> [Goal 1]:
In the listing, copy out the lines from the one containing "notice-line: July 11, 2018, to" through the one containing "notice-line: Street, Springfield, Illinois, 62704.", including both.

The Colorado Silver Boom

Rare Coin InvestorThe Colorado Silver Boom started in 1879 following the discovery of silver in the town of Leadville near the headwaters of the Arkansas River by Horace Austin Warner Tabor and August Meyer in 1877. In total, more than $82 million of silver was mined, mostly as a consequence of The Bland-Allison Act of 1878 which authorized the U.S. Government to purchase at least $2 million in silver annually.

The first discoveries of silver in Colorado occurred in the early 1860’s, but because of the low price of silver and the larger demand for gold in the area few mines were profitable enough to operate. The Bland-Allison Act of 1878 changed the landscape entirely. Politicians, facing pressure from farmers in the Midwest and miners in the West, authorized the U.S. Government to buy silver as a way to raise inflation. As a result many of the previously unopened or unused mines started operating. The discovery of a large silver lode in nearby Leadville swelled the population of the area significantly with many miners in the same valleys that had produced the earlier gold rush. The silver boom brought along with it improved railroad lines, including lines from Denver to Leadville and Denver to Aspen, the latter of which saved the town from dying out.

> [Source records]:
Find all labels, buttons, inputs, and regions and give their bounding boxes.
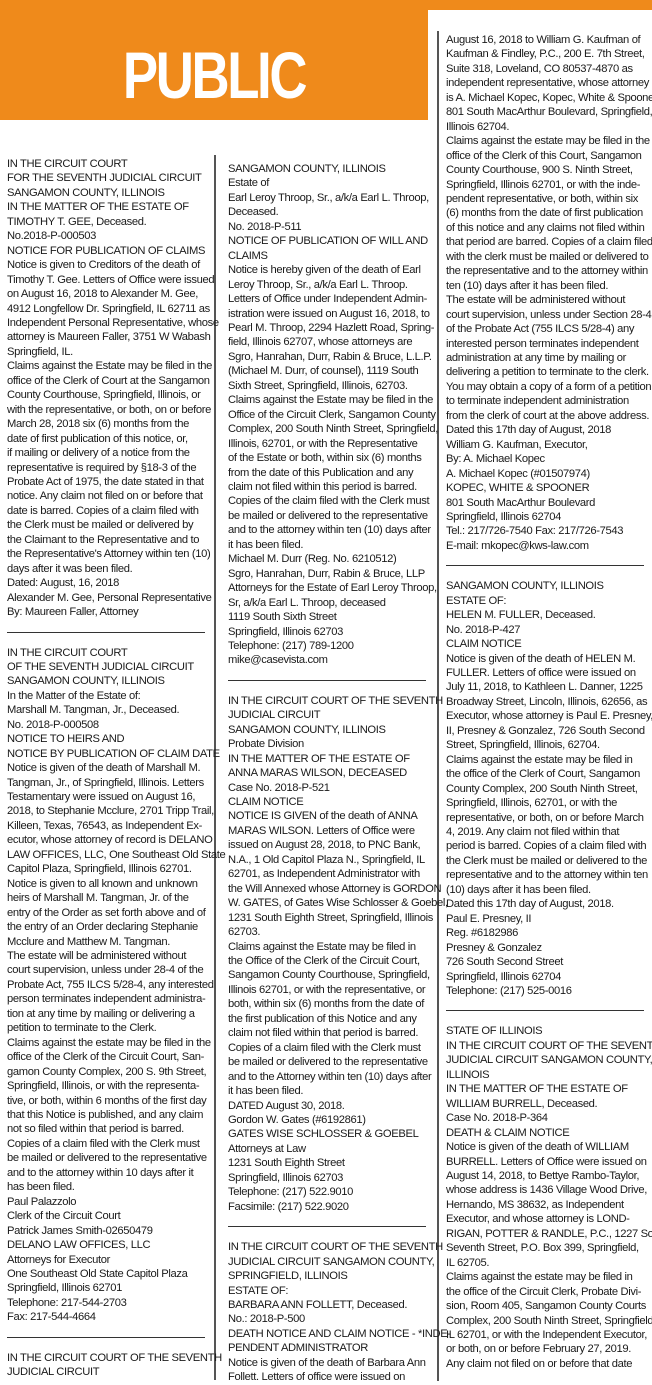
notice-line: July 11, 2018, to Kathleen L. Danner, 12… [446,680,646,694]
notice-line: Illinois 62704. [446,120,646,134]
notice-line: the first publication of this Notice and… [228,1012,428,1026]
notice-line: of this notice and any claims not filed … [446,221,646,235]
notice-line: Independent Personal Representative, who… [7,316,205,330]
notice-line: 801 South MacArthur Boulevard, Springfie… [446,105,646,119]
notice-line: Clerk of the Circuit Court [7,1209,205,1223]
notice-line: Street, Springfield, Illinois, 62704. [446,738,646,752]
notice-line: Sgro, Hanrahan, Durr, Rabin & Bruce, LLP [228,567,428,581]
notice-line: is A. Michael Kopec, Kopec, White & Spoo… [446,91,646,105]
notice-kaufman-continued: August 16, 2018 to William G. Kaufman of… [446,33,646,553]
notice-line: August 16, 2018 to William G. Kaufman of [446,33,646,47]
notice-line: JUDICIAL CIRCUIT [228,708,428,722]
notice-line: (6) months from the date of first public… [446,206,646,220]
notice-divider [446,565,644,566]
notice-line: claim not filed within this period is ba… [228,480,428,494]
notice-line: IN THE CIRCUIT COURT [7,157,205,171]
notice-line: not so filed within that period is barre… [7,1122,205,1136]
notice-line: be mailed or delivered to the representa… [228,1055,428,1069]
notice-line: August 14, 2018, to Bettye Rambo-Taylor, [446,1169,646,1183]
notice-line: delivering a petition to terminate to th… [446,365,646,379]
notice-line: that this Notice is published, and any c… [7,1108,205,1122]
notice-line: field, Illinois 62707, whose attorneys a… [228,335,428,349]
notice-line: SPRINGFIELD, ILLINOIS [228,1269,428,1283]
notice-line: Presney & Gonzalez [446,941,646,955]
notice-line: A. Michael Kopec (#01507974) [446,467,646,481]
notice-line: OF THE SEVENTH JUDICIAL CIRCUIT [7,660,205,674]
notice-line: entry of the Order as set forth above an… [7,906,205,920]
notice-line: The estate will be administered without [446,293,646,307]
notice-line: IN THE CIRCUIT COURT OF THE SEVENTH [228,1240,428,1254]
notice-line: The estate will be administered without [7,949,205,963]
notice-line: and to the Attorney within ten (10) days… [228,1070,428,1084]
notice-line: pendent representative, or both, within … [446,192,646,206]
notice-line: the Will Annexed whose Attorney is GORDO… [228,882,428,896]
notice-line: the Office of the Clerk of the Circuit C… [228,954,428,968]
notice-line: ESTATE OF: [446,594,646,608]
notice-line: date is barred. Copies of a claim filed … [7,504,205,518]
notice-line: court supervision, unless under 28-4 of … [7,963,205,977]
notice-line: IN THE CIRCUIT COURT OF THE SEVENTH [228,694,428,708]
notice-line: ecutor, whose attorney of record is DELA… [7,833,205,847]
notice-line: SANGAMON COUNTY, ILLINOIS [228,162,428,176]
notice-line: Sr, a/k/a Earl L. Throop, deceased [228,596,428,610]
notice-line: 1231 South Eighth Street [228,1156,428,1170]
notice-line: Executor, whose attorney is Paul E. Pres… [446,709,646,723]
notice-line: IN THE CIRCUIT COURT OF THE SEVENTH [7,1351,205,1365]
notice-line: Timothy T. Gee. Letters of Office were i… [7,273,205,287]
notice-line: Sixth Street, Springfield, Illinois, 627… [228,379,428,393]
notice-line: Any claim not filed on or before that da… [446,1357,646,1371]
notice-line: Springfield, Illinois 62703 [228,625,428,639]
notice-line: period is barred. Copies of a claim file… [446,839,646,853]
notice-line: Complex, 200 South Ninth Street, Springf… [446,1314,646,1328]
notice-line: 2018, to Stephanie Mcclure, 2701 Tripp T… [7,804,205,818]
notice-line: 62703. [228,925,428,939]
notice-line: gamon County Complex, 200 S. 9th Street, [7,1065,205,1079]
notice-line: Tangman, Jr., of Springfield, Illinois. … [7,776,205,790]
notice-line: Leroy Throop, Sr., a/k/a Earl L. Throop. [228,278,428,292]
notice-line: Patrick James Smith-02650479 [7,1224,205,1238]
notice-line: Pearl M. Throop, 2294 Hazlett Road, Spri… [228,321,428,335]
notice-divider [228,680,426,681]
notice-line: HELEN M. FULLER, Deceased. [446,608,646,622]
notice-line: Claims against the estate may be filed i… [446,1270,646,1284]
notice-line: Attorneys for the Estate of Earl Leroy T… [228,581,428,595]
notice-line: petition to terminate to the Clerk. [7,1021,205,1035]
notice-line: issued on August 28, 2018, to PNC Bank, [228,838,428,852]
notice-line: JUDICIAL CIRCUIT SANGAMON COUNTY, [446,1053,646,1067]
notice-line: BARBARA ANN FOLLETT, Deceased. [228,1298,428,1312]
notice-timothy-gee: IN THE CIRCUIT COURTFOR THE SEVENTH JUDI… [7,157,205,620]
notice-line: E-mail: mkopec@kws-law.com [446,539,646,553]
notice-line: Attorneys at Law [228,1142,428,1156]
notice-divider [7,1337,205,1338]
notice-line: Claims against the estate may be filed i… [446,134,646,148]
notice-line: Illinois 62701, or with the representati… [228,983,428,997]
notice-line: Probate Act of 1975, the date stated in … [7,475,205,489]
notice-line: NOTICE TO HEIRS AND [7,732,205,746]
notice-line: Tel.: 217/726-7540 Fax: 217/726-7543 [446,524,646,538]
notice-line: CLAIM NOTICE [228,795,428,809]
notice-line: By: Maureen Faller, Attorney [7,605,205,619]
notice-line: the entry of an Order declaring Stephani… [7,920,205,934]
notice-line: 62701, as Independent Administrator with [228,867,428,881]
notice-line: IN THE CIRCUIT COURT OF THE SEVENTH [446,1039,646,1053]
notice-line: days after it was been filed. [7,562,205,576]
notice-marshall-tangman: IN THE CIRCUIT COURTOF THE SEVENTH JUDIC… [7,646,205,1325]
notice-line: claim not filed within that period is ba… [228,1026,428,1040]
notice-line: DATED August 30, 2018. [228,1099,428,1113]
notice-line: both, within six (6) months from the dat… [228,997,428,1011]
notice-line: Alexander M. Gee, Personal Representativ… [7,591,205,605]
notice-line: the Representative's Attorney within ten… [7,547,205,561]
notice-line: LAW OFFICES, LLC, One Southeast Old Stat… [7,848,205,862]
column-1: IN THE CIRCUIT COURTFOR THE SEVENTH JUDI… [7,157,205,1380]
notice-line: No.2018-P-000503 [7,229,205,243]
notice-line: County Complex, 200 South Ninth Street, [446,782,646,796]
notice-line: BURRELL. Letters of Office were issued o… [446,1155,646,1169]
header-banner: PUBLIC NOTICES [0,0,428,120]
notice-line: Suite 318, Loveland, CO 80537-4870 as [446,62,646,76]
notice-line: Dated: August, 16, 2018 [7,576,205,590]
notice-line: from the date of this Publication and an… [228,466,428,480]
notice-line: Telephone: (217) 522.9010 [228,1185,428,1199]
notice-line: Earl Leroy Throop, Sr., a/k/a Earl L. Th… [228,191,428,205]
notice-line: Paul E. Presney, II [446,912,646,926]
notice-divider [228,1226,426,1227]
notice-line: has been filed. [7,1180,205,1194]
notice-anna-wilson: IN THE CIRCUIT COURT OF THE SEVENTHJUDIC… [228,694,428,1214]
notice-line: March 28, 2018 six (6) months from the [7,417,205,431]
notice-line: Gordon W. Gates (#6192861) [228,1113,428,1127]
notice-line: 1119 South Sixth Street [228,610,428,624]
notice-line: DEATH NOTICE AND CLAIM NOTICE - *INDE- [228,1327,428,1341]
notice-line: Killeen, Texas, 76543, as Independent Ex… [7,819,205,833]
notice-line: Springfield, Illinois, or with the repre… [7,1079,205,1093]
notice-line: Probate Division [228,737,428,751]
notice-line: Estate of [228,176,428,190]
notice-line: or both, on or before February 27, 2019. [446,1342,646,1356]
notice-line: Executor, and whose attorney is LOND- [446,1212,646,1226]
notice-line: representative and to the attorney withi… [446,868,646,882]
notice-line: NOTICE BY PUBLICATION OF CLAIM DATE [7,747,205,761]
notice-line: WILLIAM BURRELL, Deceased. [446,1097,646,1111]
notice-line: NOTICE IS GIVEN of the death of ANNA [228,809,428,823]
notice-line: Sgro, Hanrahan, Durr, Rabin & Bruce, L.L… [228,350,428,364]
notice-line: Springfield, IL. [7,345,205,359]
notice-line: Case No. 2018-P-364 [446,1111,646,1125]
notice-line: Dated this 17th day of August, 2018 [446,423,646,437]
notice-line: with the clerk must be mailed or deliver… [446,250,646,264]
notice-continued: IN THE CIRCUIT COURT OF THE SEVENTHJUDIC… [7,1351,205,1380]
notice-line: if mailing or delivery of a notice from … [7,446,205,460]
notice-line: FULLER. Letters of office were issued on [446,666,646,680]
notice-line: it has been filed. [228,538,428,552]
notice-line: County Courthouse, 900 S. Ninth Street, [446,163,646,177]
notice-line: heirs of Marshall M. Tangman, Jr. of the [7,891,205,905]
notice-line: Notice is given to Creditors of the deat… [7,258,205,272]
notice-line: FOR THE SEVENTH JUDICIAL CIRCUIT [7,171,205,185]
notice-line: date of first publication of this notice… [7,432,205,446]
notice-line: DEATH & CLAIM NOTICE [446,1126,646,1140]
notice-line: Office of the Circuit Clerk, Sangamon Co… [228,408,428,422]
notice-line: MARAS WILSON. Letters of Office were [228,824,428,838]
notice-line: ILLINOIS [446,1068,646,1082]
notice-line: tive, or both, within 6 months of the fi… [7,1094,205,1108]
notice-line: Hernando, MS 38632, as Independent [446,1198,646,1212]
notice-line: SANGAMON COUNTY, ILLINOIS [446,579,646,593]
notice-line: Deceased. [228,205,428,219]
notice-line: interested person terminates independent [446,337,646,351]
notice-line: STATE OF ILLINOIS [446,1024,646,1038]
notice-line: KOPEC, WHITE & SPOONER [446,481,646,495]
notice-line: Notice is given of the death of HELEN M. [446,652,646,666]
notice-line: Attorneys for Executor [7,1253,205,1267]
column-2: SANGAMON COUNTY, ILLINOISEstate ofEarl L… [228,162,428,1385]
notice-line: Telephone: (217) 789-1200 [228,639,428,653]
notice-line: One Southeast Old State Capitol Plaza [7,1267,205,1281]
column-divider-1 [214,155,216,1380]
notice-line: it has been filed. [228,1084,428,1098]
notice-line: Illinois, 62701, or with the Representat… [228,437,428,451]
notice-line: of the Estate or both, within six (6) mo… [228,451,428,465]
notice-line: (10) days after it has been filed. [446,883,646,897]
notice-line: Reg. #6182986 [446,926,646,940]
notice-line: No. 2018-P-427 [446,623,646,637]
notice-line: independent representative, whose attorn… [446,76,646,90]
notice-line: from the clerk of court at the above add… [446,409,646,423]
notice-line: the office of the Circuit Clerk, Probate… [446,1285,646,1299]
notice-line: Springfield, Illinois 62704 [446,510,646,524]
notice-line: Marshall M. Tangman, Jr., Deceased. [7,703,205,717]
notice-line: notice. Any claim not filed on or before… [7,489,205,503]
notice-line: mike@casevista.com [228,653,428,667]
notice-line: Sangamon County Courthouse, Springfield, [228,968,428,982]
notice-line: Michael M. Durr (Reg. No. 6210512) [228,552,428,566]
notice-line: (Michael M. Durr, of counsel), 1119 Sout… [228,364,428,378]
notice-line: CLAIM NOTICE [446,637,646,651]
notice-line: Claims against the estate may be filed i… [446,753,646,767]
notice-line: Dated this 17th day of August, 2018. [446,897,646,911]
notice-helen-fuller: SANGAMON COUNTY, ILLINOISESTATE OF:HELEN… [446,579,646,998]
notice-line: office of the Clerk of the Circuit Court… [7,1050,205,1064]
notice-line: ESTATE OF: [228,1284,428,1298]
notice-line: whose address is 1436 Village Wood Drive… [446,1183,646,1197]
notice-line: be mailed or delivered to the representa… [228,509,428,523]
notice-line: You may obtain a copy of a form of a pet… [446,380,646,394]
notice-line: SANGAMON COUNTY, ILLINOIS [7,674,205,688]
column-3: August 16, 2018 to William G. Kaufman of… [446,33,646,1371]
notice-divider [7,632,205,633]
notice-line: Springfield, Illinois 62701 [7,1281,205,1295]
notice-line: IN THE MATTER OF THE ESTATE OF [446,1082,646,1096]
notice-line: II, Presney & Gonzalez, 726 South Second [446,724,646,738]
notice-william-burrell: STATE OF ILLINOISIN THE CIRCUIT COURT OF… [446,1024,646,1371]
notice-line: that period are barred. Copies of a clai… [446,235,646,249]
notice-line: Springfield, Illinois, 62701, or with th… [446,796,646,810]
notice-line: Paul Palazzolo [7,1195,205,1209]
notice-line: Notice is given of the death of Barbara … [228,1356,428,1370]
notice-line: Notice is given to all known and unknown [7,877,205,891]
notice-line: court supervision, unless under Section … [446,308,646,322]
notice-line: DELANO LAW OFFICES, LLC [7,1238,205,1252]
notice-line: 801 South MacArthur Boulevard [446,496,646,510]
notice-line: person terminates independent administra… [7,992,205,1006]
notice-line: IN THE MATTER OF THE ESTATE OF [7,200,205,214]
notice-line: TIMOTHY T. GEE, Deceased. [7,215,205,229]
notice-line: SANGAMON COUNTY, ILLINOIS [7,186,205,200]
notice-line: Springfield, Illinois 62701, or with the… [446,178,646,192]
notice-line: 4912 Longfellow Dr. Springfield, IL 6271… [7,302,205,316]
notice-line: GATES WISE SCHLOSSER & GOEBEL [228,1127,428,1141]
notice-line: Case No. 2018-P-521 [228,781,428,795]
notice-line: 726 South Second Street [446,955,646,969]
notice-line: Claims against the Estate may be filed i… [228,940,428,954]
notice-line: Claims against the Estate may be filed i… [7,359,205,373]
notice-line: PENDENT ADMINISTRATOR [228,1341,428,1355]
notice-line: the office of the Clerk of Court, Sangam… [446,767,646,781]
notice-line: County Courthouse, Springfield, Illinois… [7,388,205,402]
notice-line: Follett. Letters of office were issued o… [228,1370,428,1384]
notice-line: Notice is hereby given of the death of E… [228,263,428,277]
notice-line: By: A. Michael Kopec [446,452,646,466]
notice-line: Telephone: 217-544-2703 [7,1296,205,1310]
notice-divider [446,1010,644,1011]
notice-line: Claims against the estate may be filed i… [7,1036,205,1050]
notice-line: IL 62701, or with the Independent Execut… [446,1328,646,1342]
notice-line: tion at any time by mailing or deliverin… [7,1007,205,1021]
notice-line: Telephone: (217) 525-0016 [446,984,646,998]
notice-line: of the Probate Act (755 ILCS 5/28-4) any [446,322,646,336]
notice-line: Copies of the claim filed with the Clerk… [228,494,428,508]
notice-line: Notice is given of the death of WILLIAM [446,1140,646,1154]
notice-barbara-follett: IN THE CIRCUIT COURT OF THE SEVENTHJUDIC… [228,1240,428,1385]
notice-line: Fax: 217-544-4664 [7,1310,205,1324]
notice-line: Facsimile: (217) 522.9020 [228,1200,428,1214]
notice-earl-throop: SANGAMON COUNTY, ILLINOISEstate ofEarl L… [228,162,428,668]
notice-line: W. GATES, of Gates Wise Schlosser & Goeb… [228,896,428,910]
notice-line: attorney is Maureen Faller, 3751 W Wabas… [7,330,205,344]
notice-line: SANGAMON COUNTY, ILLINOIS [228,723,428,737]
notice-line: the Clerk must be mailed or delivered to… [446,854,646,868]
notice-line: CLAIMS [228,249,428,263]
notice-line: 1231 South Eighth Street, Springfield, I… [228,911,428,925]
notice-line: and to the attorney within ten (10) days… [228,523,428,537]
notice-line: Notice is given of the death of Marshall… [7,761,205,775]
notice-line: be mailed or delivered to the representa… [7,1151,205,1165]
notice-line: Testamentary were issued on August 16, [7,790,205,804]
notice-line: No. 2018-P-000508 [7,718,205,732]
notice-line: Capitol Plaza, Springfield, Illinois 627… [7,862,205,876]
notice-line: Probate Act, 755 ILCS 5/28-4, any intere… [7,978,205,992]
notice-line: administration at any time by mailing or [446,351,646,365]
notice-line: on August 16, 2018 to Alexander M. Gee, [7,287,205,301]
notice-line: Mcclure and Matthew M. Tangman. [7,935,205,949]
notice-line: No.: 2018-P-500 [228,1312,428,1326]
notice-line: Springfield, Illinois 62703 [228,1171,428,1185]
notice-line: IL 62705. [446,1256,646,1270]
notice-line: William G. Kaufman, Executor, [446,438,646,452]
notice-line: IN THE MATTER OF THE ESTATE OF [228,752,428,766]
notice-line: In the Matter of the Estate of: [7,689,205,703]
notice-line: Letters of Office under Independent Admi… [228,292,428,306]
notice-line: with the representative, or both, on or … [7,403,205,417]
notice-line: Copies of a claim filed with the Clerk m… [7,1137,205,1151]
notice-line: NOTICE FOR PUBLICATION OF CLAIMS [7,244,205,258]
notice-line: Broadway Street, Lincoln, Illinois, 6265… [446,695,646,709]
notice-line: Copies of a claim filed with the Clerk m… [228,1041,428,1055]
notice-line: representative is required by §18-3 of t… [7,461,205,475]
notice-line: Complex, 200 South Ninth Street, Springf… [228,422,428,436]
notice-line: RIGAN, POTTER & RANDLE, P.C., 1227 South [446,1227,646,1241]
notice-line: office of the Clerk of this Court, Sanga… [446,149,646,163]
notice-line: Springfield, Illinois 62704 [446,970,646,984]
notice-line: Seventh Street, P.O. Box 399, Springfiel… [446,1241,646,1255]
notice-line: IN THE CIRCUIT COURT [7,646,205,660]
notice-line: No. 2018-P-511 [228,220,428,234]
notice-line: the representative and to the attorney w… [446,264,646,278]
notice-line: N.A., 1 Old Capitol Plaza N., Springfiel… [228,853,428,867]
notice-line: to terminate independent administration [446,394,646,408]
notice-line: sion, Room 405, Sangamon County Courts [446,1299,646,1313]
notice-line: ten (10) days after it has been filed. [446,279,646,293]
notice-line: JUDICIAL CIRCUIT [7,1365,205,1379]
notice-line: NOTICE OF PUBLICATION OF WILL AND [228,234,428,248]
notice-line: the Claimant to the Representative and t… [7,533,205,547]
notice-line: ANNA MARAS WILSON, DECEASED [228,766,428,780]
notice-line: 4, 2019. Any claim not filed within that [446,825,646,839]
notice-line: istration were issued on August 16, 2018… [228,307,428,321]
notice-line: office of the Clerk of Court at the Sang… [7,374,205,388]
notice-line: Kaufman & Findley, P.C., 200 E. 7th Stre… [446,47,646,61]
notice-line: representative, or both, on or before Ma… [446,811,646,825]
notice-line: the Clerk must be mailed or delivered by [7,518,205,532]
notice-line: JUDICIAL CIRCUIT SANGAMON COUNTY, [228,1255,428,1269]
notice-line: and to the attorney within 10 days after… [7,1166,205,1180]
notice-line: Claims against the Estate may be filed i… [228,393,428,407]
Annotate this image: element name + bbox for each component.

> [Goal 2]:
Using the Colorado Silver Boom text, mark each statement yes or no, and quote the words that settle it: (a) The boom began in 1879. (b) The Bland-Allison Act authorized the government to buy at least $5 million in silver each year. (c) The railroad line from Denver to Leadville saved Leadville from dying out.

> [Exercise response 1]:
notice-line: July 11, 2018, to Kathleen L. Danner, 12… [446,680,646,694]
notice-line: Illinois 62704. [446,120,646,134]
notice-line: the first publication of this Notice and… [228,1012,428,1026]
notice-line: of this notice and any claims not filed … [446,221,646,235]
notice-line: Independent Personal Representative, who… [7,316,205,330]
notice-line: 801 South MacArthur Boulevard, Springfie… [446,105,646,119]
notice-line: Clerk of the Circuit Court [7,1209,205,1223]
notice-line: Street, Springfield, Illinois, 62704. [446,738,646,752]

> [Exercise response 2]:
(a) Yes: "The Colorado Silver Boom started in 1879"
(b) No: "authorized the U.S. Government to purchase at least $2 million in silver annually"
(c) No: "Denver to Aspen, the latter of which saved the town from dying out"